**Task to carry out**: Provide a single number: the count of lines containing the string "title".

Items listed in a dataset:

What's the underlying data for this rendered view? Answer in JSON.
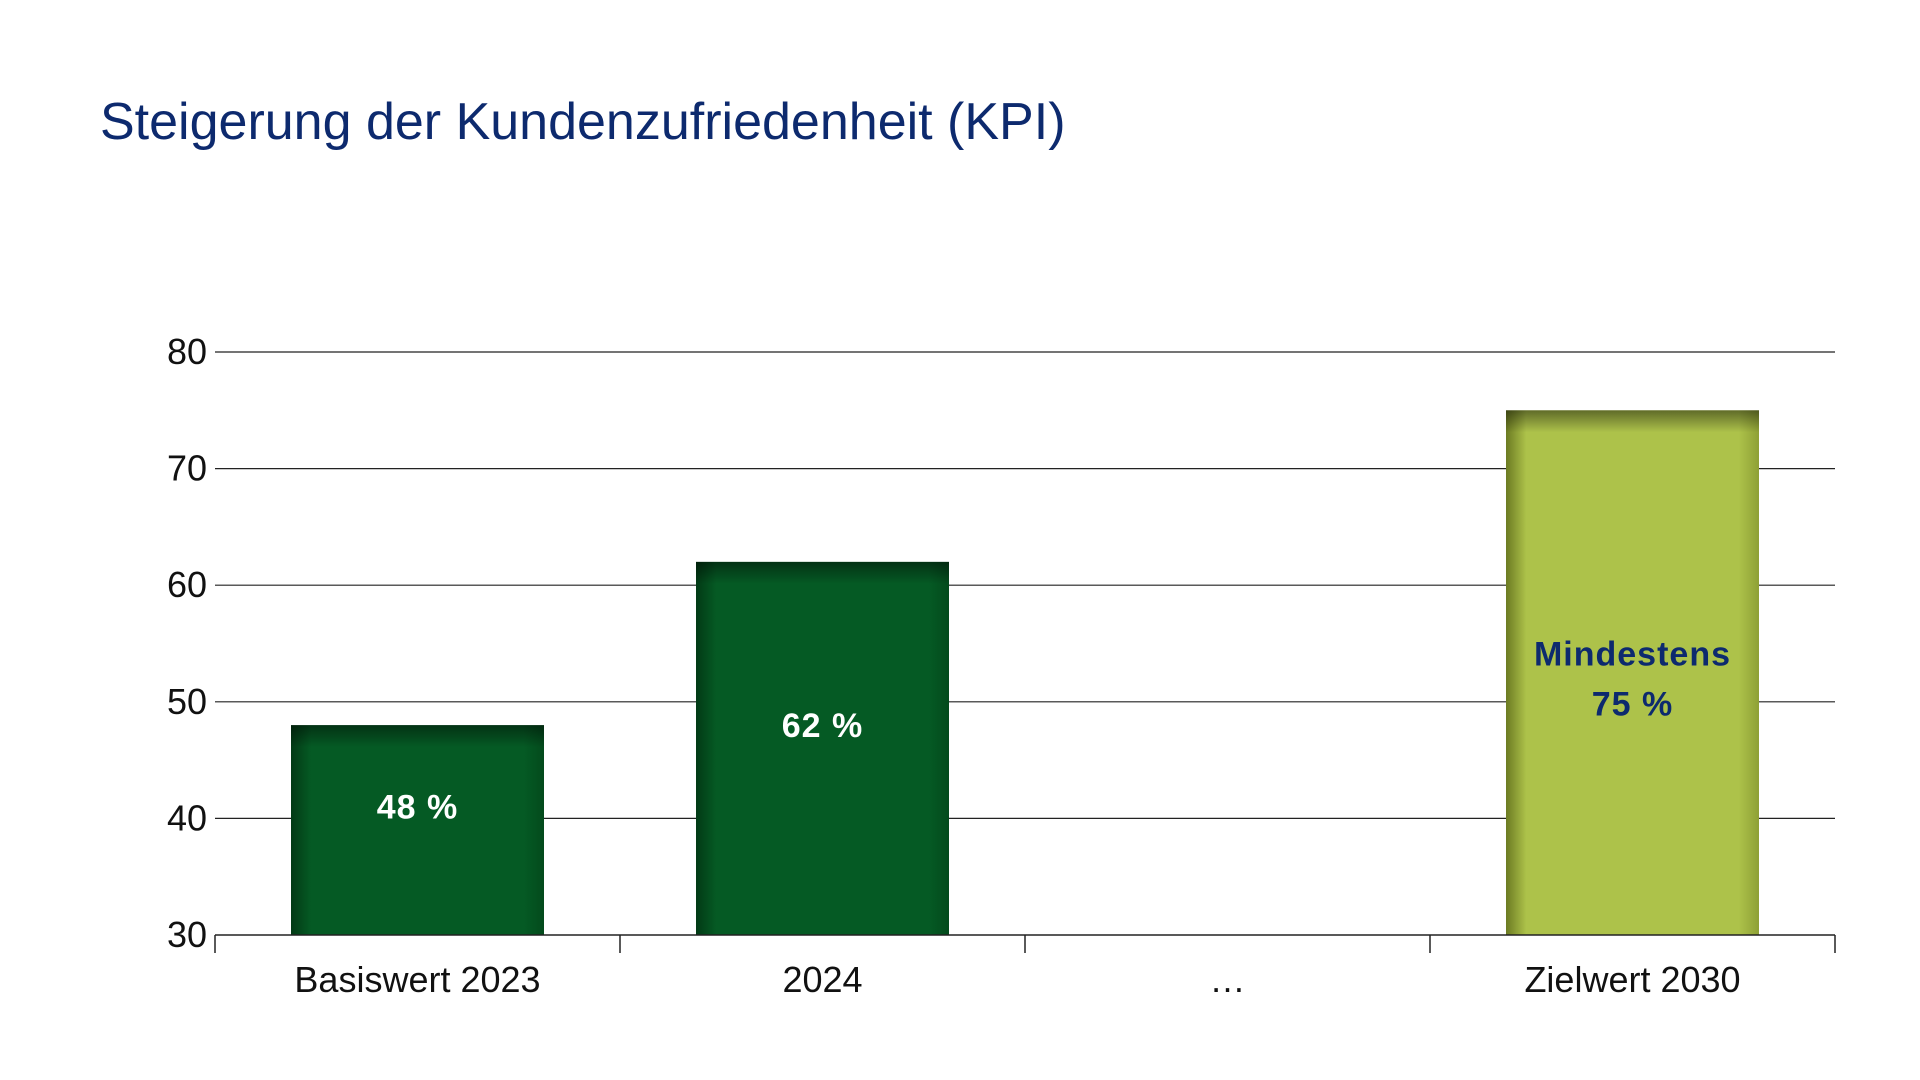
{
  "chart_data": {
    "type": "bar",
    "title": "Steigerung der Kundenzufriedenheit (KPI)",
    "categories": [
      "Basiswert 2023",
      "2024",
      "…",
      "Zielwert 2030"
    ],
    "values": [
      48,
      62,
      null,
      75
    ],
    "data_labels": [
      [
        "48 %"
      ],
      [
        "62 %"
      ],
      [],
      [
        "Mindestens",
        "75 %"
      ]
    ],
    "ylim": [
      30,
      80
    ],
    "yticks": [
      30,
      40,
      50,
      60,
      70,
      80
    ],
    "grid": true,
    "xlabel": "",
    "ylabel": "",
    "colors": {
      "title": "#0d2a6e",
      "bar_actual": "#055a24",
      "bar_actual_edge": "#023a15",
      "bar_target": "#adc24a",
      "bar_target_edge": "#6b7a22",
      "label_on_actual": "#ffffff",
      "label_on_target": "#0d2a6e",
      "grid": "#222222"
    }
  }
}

**Written response**: 2